* [TASK DIRECTIONS]: Report the number of lines in the entries below that include the word "Interim", and nothing else.

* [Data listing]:
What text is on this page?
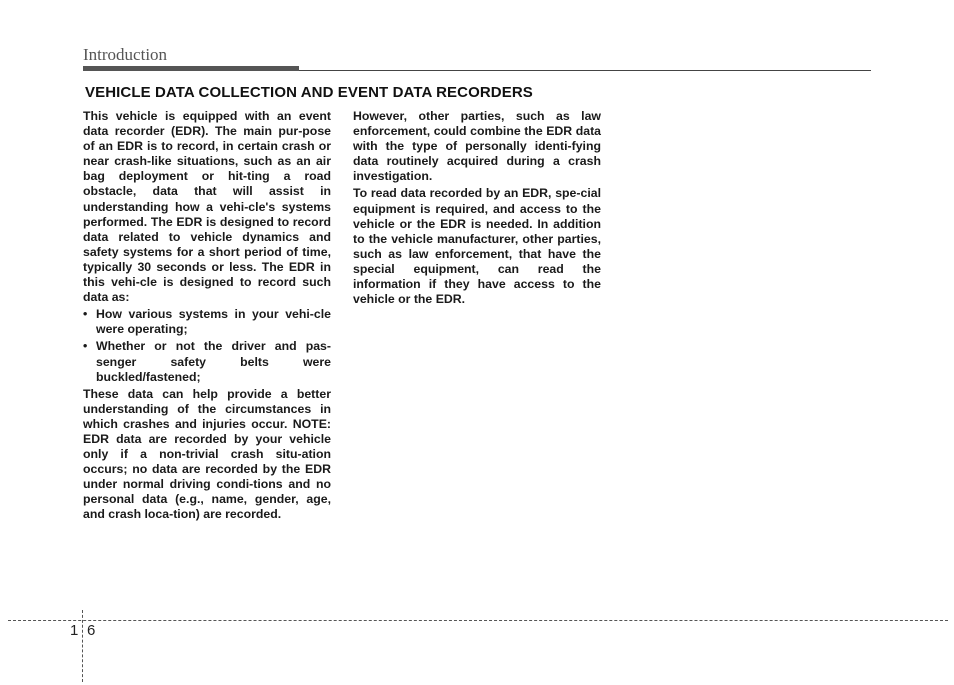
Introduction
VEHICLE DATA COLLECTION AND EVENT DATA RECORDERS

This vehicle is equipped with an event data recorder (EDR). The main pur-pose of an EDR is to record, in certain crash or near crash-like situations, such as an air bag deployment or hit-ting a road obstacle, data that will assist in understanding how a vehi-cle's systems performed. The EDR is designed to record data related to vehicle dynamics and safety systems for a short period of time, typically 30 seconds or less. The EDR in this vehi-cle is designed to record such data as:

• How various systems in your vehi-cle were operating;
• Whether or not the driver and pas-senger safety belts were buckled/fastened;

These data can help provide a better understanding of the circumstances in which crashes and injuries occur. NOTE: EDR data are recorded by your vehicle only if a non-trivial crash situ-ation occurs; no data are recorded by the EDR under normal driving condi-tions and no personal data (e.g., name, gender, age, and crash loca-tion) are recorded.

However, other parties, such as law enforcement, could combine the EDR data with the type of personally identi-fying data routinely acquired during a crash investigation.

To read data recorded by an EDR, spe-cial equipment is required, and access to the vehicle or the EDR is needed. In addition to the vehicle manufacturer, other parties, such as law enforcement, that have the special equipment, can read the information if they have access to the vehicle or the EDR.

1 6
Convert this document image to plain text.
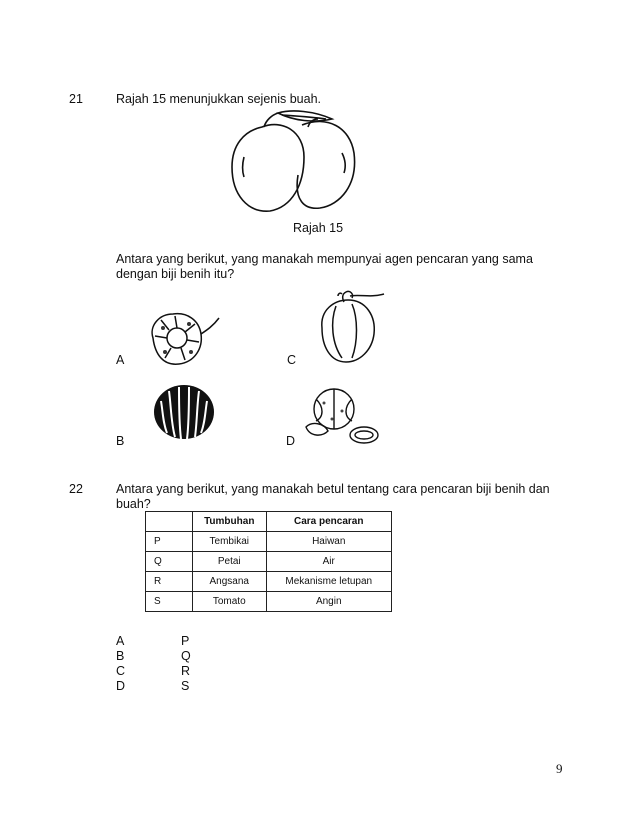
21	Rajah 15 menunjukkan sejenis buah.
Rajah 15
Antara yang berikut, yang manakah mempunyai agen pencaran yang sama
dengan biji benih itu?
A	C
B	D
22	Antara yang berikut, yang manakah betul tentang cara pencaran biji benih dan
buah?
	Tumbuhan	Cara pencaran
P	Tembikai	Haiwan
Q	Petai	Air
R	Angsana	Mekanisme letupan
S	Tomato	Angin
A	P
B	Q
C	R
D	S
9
--
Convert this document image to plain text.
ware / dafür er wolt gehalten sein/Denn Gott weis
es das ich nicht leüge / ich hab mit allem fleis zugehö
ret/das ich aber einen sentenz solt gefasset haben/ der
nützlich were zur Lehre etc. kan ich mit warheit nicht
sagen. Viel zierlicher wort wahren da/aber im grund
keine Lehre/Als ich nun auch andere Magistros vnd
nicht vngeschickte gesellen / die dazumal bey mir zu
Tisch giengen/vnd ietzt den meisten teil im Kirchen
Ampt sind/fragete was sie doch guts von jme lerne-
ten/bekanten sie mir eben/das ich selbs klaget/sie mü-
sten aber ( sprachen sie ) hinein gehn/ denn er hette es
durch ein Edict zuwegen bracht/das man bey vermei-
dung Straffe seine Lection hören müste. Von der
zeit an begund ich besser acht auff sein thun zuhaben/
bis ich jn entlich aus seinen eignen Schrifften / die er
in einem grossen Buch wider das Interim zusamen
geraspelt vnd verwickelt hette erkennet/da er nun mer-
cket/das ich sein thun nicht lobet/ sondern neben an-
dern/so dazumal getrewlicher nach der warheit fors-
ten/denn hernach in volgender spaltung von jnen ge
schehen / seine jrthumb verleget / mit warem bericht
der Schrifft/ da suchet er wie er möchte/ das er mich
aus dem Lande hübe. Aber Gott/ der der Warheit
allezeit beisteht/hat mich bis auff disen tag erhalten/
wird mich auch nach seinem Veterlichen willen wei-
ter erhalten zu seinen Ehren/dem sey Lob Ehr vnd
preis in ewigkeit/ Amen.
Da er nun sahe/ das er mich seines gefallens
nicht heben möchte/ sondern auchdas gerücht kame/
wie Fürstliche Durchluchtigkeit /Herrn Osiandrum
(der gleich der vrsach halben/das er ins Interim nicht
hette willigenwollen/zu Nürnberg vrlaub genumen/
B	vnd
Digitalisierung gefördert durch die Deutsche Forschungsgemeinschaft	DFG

* [TASK SOLUTION]: 2